**REQUIRED ACTIONS:**
A – According to the article on the film Oslo, why are the talks at the manor near Oslo about to end after the first drafts of the Declaration of Principles? Answer in one to three sentences.
B – Please extract from the article on the film Oslo the part that opens with the words containing "Mona Juul has" and closes with "of Principles (DOP).".

::: DOCUMENT EXCERPT

- Promotional release poster
- Genre: Political drama
- Based on: Oslo by J. T. Rogers
- Screenplay by: J. T. Rogers
- Directed by: Bartlett Sher
- Starring: Andrew Scott; Ruth Wilson; Jeff Wilbusch;
- Music by: Zoë Keating; Jeff Russo;
- Country of origin: United States
- Original language: English

Production
- Executive producers: J. T. Rogers; Bartlett Sher; Cambra Overend; Marc Platt; Jared LeBoff; Adam Siegel; Kristie Macosko Krieger; Steven Spielberg; David Litvak; Holly Bario;
- Producers: Gary Michael Walters; Svetlana Metkina; Michel Litvak; Mark Taylor;
- Cinematography: Janusz Kamiński
- Editor: Jay Rabinowitz
- Running time: 118 minutes
- Production companies: HBO Films; Marc Platt Productions; SRO Productions; Bold Films; DreamWorks Pictures;

Original release
- Network: HBO
- Release: May 29, 2021

= Oslo (film) =

2021 film made by Bartlett Sher

Oslo is a 2021 American political drama television film about the secret negotiation of the Oslo Accords. The film was directed by Bartlett Sher and written by J. T. Rogers, based on Rogers' play of the same name. It stars Andrew Scott, Ruth Wilson, and Jeff Wilbusch. It was released on May 29, 2021, on HBO.

==Plot==
In December 1992, Mona Juul at the Norwegian Ministry of Foreign Affairs calls her husband Terje Rød-Larsen. Rød-Larsen, who is in Jerusalem, goes to talk to Yossi Beilin. Beilin explains to Terje that the peace talks are at a dead end, because everybody demands everything at once, and Terje offers a new approach. An Israeli meeting a Palestinian on neutral ground.

Mona Juul has a meeting with Ahmed Qurei, the minister of finance of the Palestine Liberation Organization, in London, where Mona and Terje introduce him to Yair Hirschfeld, an Israeli professor of economics. The meeting is secret because Israeli officials were not allowed to talk to Palestinians. It starts cold but warms up and they agree to meet again.

The followup meeting is held in a manor near Oslo, with Qurei and Hassan Asfour as representatives of the Palestinian government and Hirschfeld and Ron Pundak as Israel's representatives. The meeting starts formal and cold, but warms up over time and through socializing and smaller hiccups resulting in a first series of drafts for a Declaration of Principles (DOP).

As neither Hirschfeld nor Pundak are Israeli officials, talks are about to end there. After some back and forth and Terje making unfounded claims that he would get an Israeli official to join the talks, Mona decides to break the secret to Johan Jørgen Holst, the Norwegian minister of foreign affairs, who facilitates a meeting with Uri Savir from the Israeli foreign ministry to review the DOP.

This meeting starts very aggressive with Savir and Qurei accusing each other of terrorism and murder, but again warms up over time with Savir expressing willingness to give up the Gaza Strip and Jericho―a city 20 miles outside of Jerusalem―to the Palestinians as an autonomous region.

::::::
::: DATA EXCERPT

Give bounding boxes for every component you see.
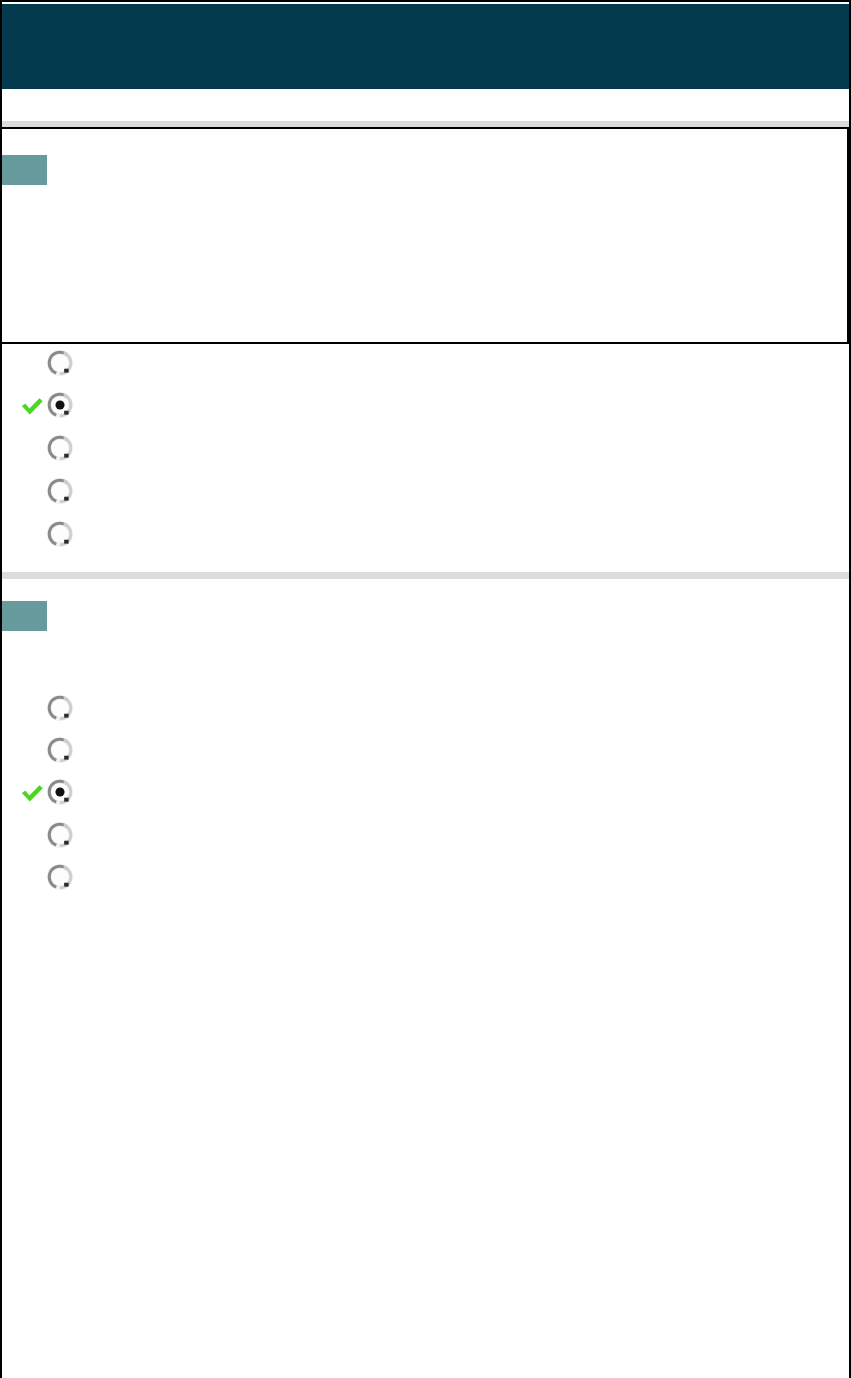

::::::

**RESPONSES IN ORDER:**
A – The talks are about to end because neither Hirschfeld nor Pundak is an Israeli official.

B –
Mona Juul has a meeting with Ahmed Qurei, the minister of finance of the Palestine Liberation Organization, in London, where Mona and Terje introduce him to Yair Hirschfeld, an Israeli professor of economics. The meeting is secret because Israeli officials were not allowed to talk to Palestinians. It starts cold but warms up and they agree to meet again.

The followup meeting is held in a manor near Oslo, with Qurei and Hassan Asfour as representatives of the Palestinian government and Hirschfeld and Ron Pundak as Israel's representatives. The meeting starts formal and cold, but warms up over time and through socializing and smaller hiccups resulting in a first series of drafts for a Declaration of Principles (DOP).